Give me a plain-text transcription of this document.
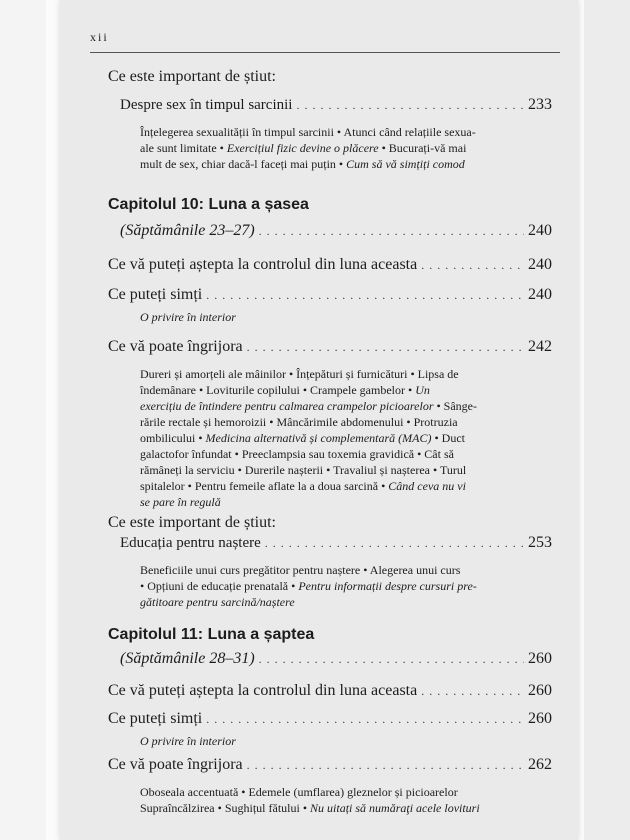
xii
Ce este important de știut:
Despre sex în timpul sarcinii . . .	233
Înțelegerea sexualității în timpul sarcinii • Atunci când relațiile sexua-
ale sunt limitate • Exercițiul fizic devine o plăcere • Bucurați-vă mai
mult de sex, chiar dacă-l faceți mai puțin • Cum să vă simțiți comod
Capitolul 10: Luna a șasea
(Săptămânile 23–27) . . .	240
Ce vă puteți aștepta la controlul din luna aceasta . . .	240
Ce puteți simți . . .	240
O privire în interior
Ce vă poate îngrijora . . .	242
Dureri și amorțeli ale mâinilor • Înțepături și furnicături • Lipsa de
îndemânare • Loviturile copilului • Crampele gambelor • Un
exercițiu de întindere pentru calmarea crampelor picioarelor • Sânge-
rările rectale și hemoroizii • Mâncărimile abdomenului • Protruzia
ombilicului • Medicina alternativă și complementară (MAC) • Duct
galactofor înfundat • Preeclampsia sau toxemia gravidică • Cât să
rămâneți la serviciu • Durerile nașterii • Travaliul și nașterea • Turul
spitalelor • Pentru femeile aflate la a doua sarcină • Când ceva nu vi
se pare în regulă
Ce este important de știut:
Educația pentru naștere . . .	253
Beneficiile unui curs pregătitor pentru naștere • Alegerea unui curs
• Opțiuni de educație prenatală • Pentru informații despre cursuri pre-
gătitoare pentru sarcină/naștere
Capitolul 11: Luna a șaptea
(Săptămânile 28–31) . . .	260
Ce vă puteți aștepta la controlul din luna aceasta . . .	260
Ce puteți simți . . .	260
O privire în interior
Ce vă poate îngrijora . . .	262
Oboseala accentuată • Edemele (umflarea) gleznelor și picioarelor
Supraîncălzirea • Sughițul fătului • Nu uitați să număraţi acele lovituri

== == ==

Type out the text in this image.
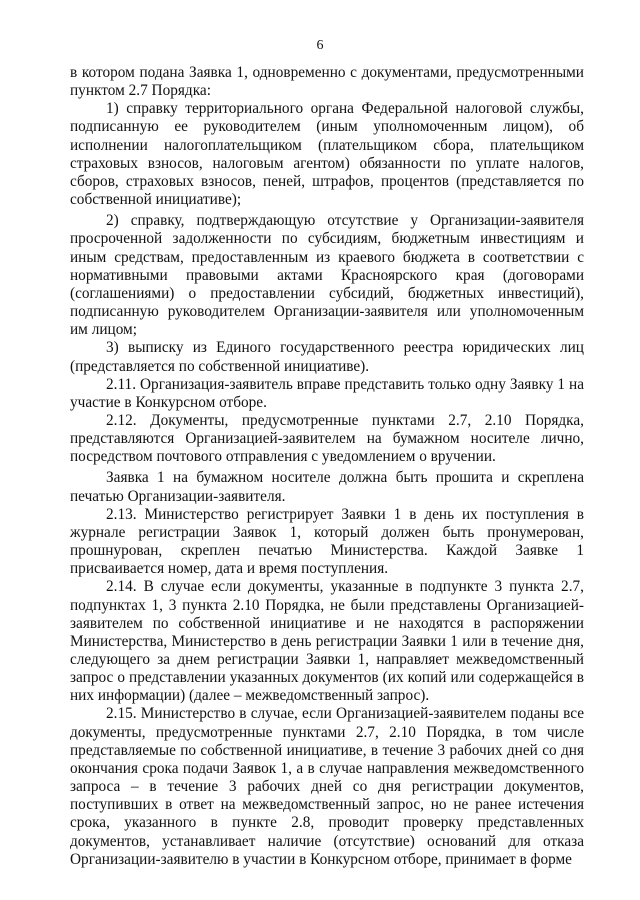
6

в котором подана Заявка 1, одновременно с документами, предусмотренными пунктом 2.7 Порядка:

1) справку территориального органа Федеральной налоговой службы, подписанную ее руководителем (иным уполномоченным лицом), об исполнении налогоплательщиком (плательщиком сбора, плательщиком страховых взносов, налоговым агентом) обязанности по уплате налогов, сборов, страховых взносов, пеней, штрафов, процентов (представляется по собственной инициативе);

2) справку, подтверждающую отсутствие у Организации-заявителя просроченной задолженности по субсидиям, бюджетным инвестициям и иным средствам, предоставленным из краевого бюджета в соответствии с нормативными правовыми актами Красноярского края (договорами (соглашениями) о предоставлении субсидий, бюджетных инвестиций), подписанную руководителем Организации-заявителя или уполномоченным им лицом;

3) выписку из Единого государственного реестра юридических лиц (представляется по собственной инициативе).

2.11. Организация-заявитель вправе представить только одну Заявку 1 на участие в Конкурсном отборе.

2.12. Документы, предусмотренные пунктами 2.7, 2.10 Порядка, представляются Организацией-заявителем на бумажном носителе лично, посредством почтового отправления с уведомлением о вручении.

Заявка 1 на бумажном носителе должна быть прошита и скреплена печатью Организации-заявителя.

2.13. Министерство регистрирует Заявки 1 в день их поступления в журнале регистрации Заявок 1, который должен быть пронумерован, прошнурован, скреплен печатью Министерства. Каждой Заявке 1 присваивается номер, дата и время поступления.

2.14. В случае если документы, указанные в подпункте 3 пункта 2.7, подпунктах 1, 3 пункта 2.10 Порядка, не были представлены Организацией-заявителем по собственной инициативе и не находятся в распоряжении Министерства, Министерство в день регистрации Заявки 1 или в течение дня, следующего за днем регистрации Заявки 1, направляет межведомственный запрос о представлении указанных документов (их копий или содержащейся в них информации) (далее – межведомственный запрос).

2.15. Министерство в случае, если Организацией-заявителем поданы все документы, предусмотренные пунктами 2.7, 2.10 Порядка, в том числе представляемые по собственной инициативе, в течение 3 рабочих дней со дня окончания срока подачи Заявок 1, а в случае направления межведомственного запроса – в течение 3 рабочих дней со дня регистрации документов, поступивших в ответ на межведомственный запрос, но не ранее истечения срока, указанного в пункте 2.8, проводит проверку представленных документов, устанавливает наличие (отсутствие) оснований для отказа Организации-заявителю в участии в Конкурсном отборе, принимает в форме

== == ==

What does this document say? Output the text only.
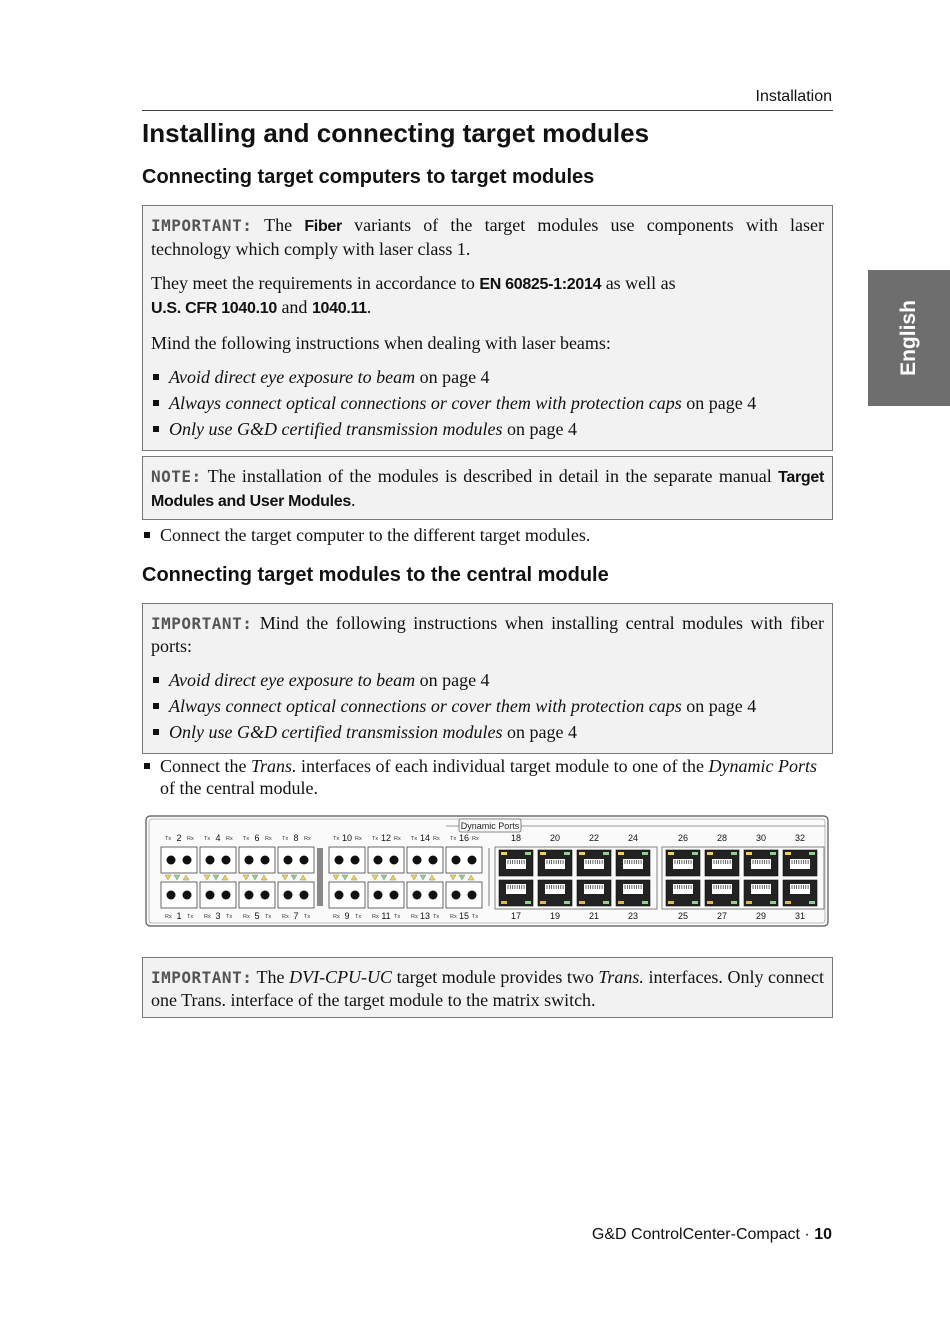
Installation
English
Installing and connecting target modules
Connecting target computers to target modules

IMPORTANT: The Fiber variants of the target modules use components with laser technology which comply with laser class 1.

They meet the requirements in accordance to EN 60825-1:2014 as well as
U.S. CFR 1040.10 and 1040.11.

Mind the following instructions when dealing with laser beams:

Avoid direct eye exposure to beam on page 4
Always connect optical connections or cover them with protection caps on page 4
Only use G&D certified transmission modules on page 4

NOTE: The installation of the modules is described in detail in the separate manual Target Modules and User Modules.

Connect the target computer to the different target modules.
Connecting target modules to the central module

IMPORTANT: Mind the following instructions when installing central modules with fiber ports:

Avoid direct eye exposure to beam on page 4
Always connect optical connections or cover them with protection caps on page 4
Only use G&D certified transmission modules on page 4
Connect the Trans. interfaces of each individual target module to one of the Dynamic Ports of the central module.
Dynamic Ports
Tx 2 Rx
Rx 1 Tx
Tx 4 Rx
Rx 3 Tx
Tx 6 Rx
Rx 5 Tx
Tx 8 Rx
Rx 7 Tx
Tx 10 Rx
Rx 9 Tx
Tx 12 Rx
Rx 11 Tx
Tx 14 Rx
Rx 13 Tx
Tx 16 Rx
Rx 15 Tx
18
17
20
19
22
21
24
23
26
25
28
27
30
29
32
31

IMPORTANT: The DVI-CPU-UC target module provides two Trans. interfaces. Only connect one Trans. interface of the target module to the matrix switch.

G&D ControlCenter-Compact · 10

== == ==

#### SET PROBLEM
Select and copy every line of the material that holds the string "пунктами".

#### FINAL RESULT
2.12. Документы, предусмотренные пунктами 2.7, 2.10 Порядка, представляются Организацией-заявителем на бумажном носителе лично, посредством почтового отправления с уведомлением о вручении.
2.15. Министерство в случае, если Организацией-заявителем поданы все документы, предусмотренные пунктами 2.7, 2.10 Порядка, в том числе представляемые по собственной инициативе, в течение 3 рабочих дней со дня окончания срока подачи Заявок 1, а в случае направления межведомственного запроса – в течение 3 рабочих дней со дня регистрации документов, поступивших в ответ на межведомственный запрос, но не ранее истечения срока, указанного в пункте 2.8, проводит проверку представленных документов, устанавливает наличие (отсутствие) оснований для отказа Организации-заявителю в участии в Конкурсном отборе, принимает в форме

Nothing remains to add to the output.